— Saved data entries —
━━━━━━━━━━━━━━━━━━━━

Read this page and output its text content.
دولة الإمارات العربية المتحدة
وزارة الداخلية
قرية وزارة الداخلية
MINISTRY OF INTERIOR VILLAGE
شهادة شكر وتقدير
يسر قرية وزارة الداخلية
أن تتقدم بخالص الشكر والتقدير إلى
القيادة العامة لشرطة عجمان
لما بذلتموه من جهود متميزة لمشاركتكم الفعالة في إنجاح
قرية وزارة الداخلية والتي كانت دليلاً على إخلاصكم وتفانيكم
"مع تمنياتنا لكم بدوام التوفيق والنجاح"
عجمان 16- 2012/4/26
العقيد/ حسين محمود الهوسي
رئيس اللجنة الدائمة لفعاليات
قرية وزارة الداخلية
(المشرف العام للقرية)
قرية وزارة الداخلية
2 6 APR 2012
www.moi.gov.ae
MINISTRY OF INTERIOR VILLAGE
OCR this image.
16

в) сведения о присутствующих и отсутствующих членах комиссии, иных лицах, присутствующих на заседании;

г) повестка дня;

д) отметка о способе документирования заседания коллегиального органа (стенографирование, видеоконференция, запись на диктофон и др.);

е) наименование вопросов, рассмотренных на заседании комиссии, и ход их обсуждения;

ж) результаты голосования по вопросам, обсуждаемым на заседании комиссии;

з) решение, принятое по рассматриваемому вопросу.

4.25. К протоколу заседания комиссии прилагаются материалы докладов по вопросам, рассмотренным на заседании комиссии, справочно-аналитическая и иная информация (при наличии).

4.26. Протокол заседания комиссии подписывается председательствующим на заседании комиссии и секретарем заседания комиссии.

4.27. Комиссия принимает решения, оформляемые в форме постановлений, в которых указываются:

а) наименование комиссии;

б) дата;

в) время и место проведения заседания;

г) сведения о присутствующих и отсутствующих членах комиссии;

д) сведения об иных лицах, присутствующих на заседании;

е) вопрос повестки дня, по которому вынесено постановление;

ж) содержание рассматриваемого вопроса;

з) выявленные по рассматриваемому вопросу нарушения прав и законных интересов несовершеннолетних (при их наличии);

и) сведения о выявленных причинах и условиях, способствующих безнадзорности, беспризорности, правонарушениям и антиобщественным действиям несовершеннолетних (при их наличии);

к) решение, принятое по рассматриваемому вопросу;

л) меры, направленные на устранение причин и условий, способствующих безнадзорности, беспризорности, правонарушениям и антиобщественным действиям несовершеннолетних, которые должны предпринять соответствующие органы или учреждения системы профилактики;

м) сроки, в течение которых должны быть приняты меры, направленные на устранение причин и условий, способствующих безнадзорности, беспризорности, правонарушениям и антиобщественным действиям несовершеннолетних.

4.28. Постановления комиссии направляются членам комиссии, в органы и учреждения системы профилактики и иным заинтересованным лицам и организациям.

━━━━━━━━━━━━━━━━━━━━

From the data above, copy each line that holds "рассматриваемому".

з) решение, принятое по рассматриваемому вопросу.
з) выявленные по рассматриваемому вопросу нарушения прав и законных интересов несовершеннолетних (при их наличии);
к) решение, принятое по рассматриваемому вопросу;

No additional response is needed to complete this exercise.